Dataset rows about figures
☆ ☆ ☆ ☆ ☆

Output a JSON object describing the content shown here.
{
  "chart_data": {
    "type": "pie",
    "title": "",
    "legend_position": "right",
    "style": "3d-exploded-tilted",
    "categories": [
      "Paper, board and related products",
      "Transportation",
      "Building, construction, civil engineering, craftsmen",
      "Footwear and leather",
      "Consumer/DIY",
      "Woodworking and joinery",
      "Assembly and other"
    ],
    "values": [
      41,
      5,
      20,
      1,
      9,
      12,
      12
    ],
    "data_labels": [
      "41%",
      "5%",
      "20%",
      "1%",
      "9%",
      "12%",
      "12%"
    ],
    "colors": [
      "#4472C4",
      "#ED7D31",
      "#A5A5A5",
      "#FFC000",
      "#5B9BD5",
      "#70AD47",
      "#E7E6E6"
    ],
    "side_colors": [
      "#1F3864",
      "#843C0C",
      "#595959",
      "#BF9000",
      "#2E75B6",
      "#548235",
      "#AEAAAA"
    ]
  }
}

☆ ☆ ☆ ☆ ☆

_EXERCISE_
Write down every line of the data exactly as it appears above.

_RESULT BELOW_
Output a JSON object describing the content shown here.
{
  "chart_data": {
    "type": "pie",
    "title": "",
    "legend_position": "right",
    "style": "3d-exploded-tilted",
    "categories": [
      "Paper, board and related products",
      "Transportation",
      "Building, construction, civil engineering, craftsmen",
      "Footwear and leather",
      "Consumer/DIY",
      "Woodworking and joinery",
      "Assembly and other"
    ],
    "values": [
      41,
      5,
      20,
      1,
      9,
      12,
      12
    ],
    "data_labels": [
      "41%",
      "5%",
      "20%",
      "1%",
      "9%",
      "12%",
      "12%"
    ],
    "colors": [
      "#4472C4",
      "#ED7D31",
      "#A5A5A5",
      "#FFC000",
      "#5B9BD5",
      "#70AD47",
      "#E7E6E6"
    ],
    "side_colors": [
      "#1F3864",
      "#843C0C",
      "#595959",
      "#BF9000",
      "#2E75B6",
      "#548235",
      "#AEAAAA"
    ]
  }
}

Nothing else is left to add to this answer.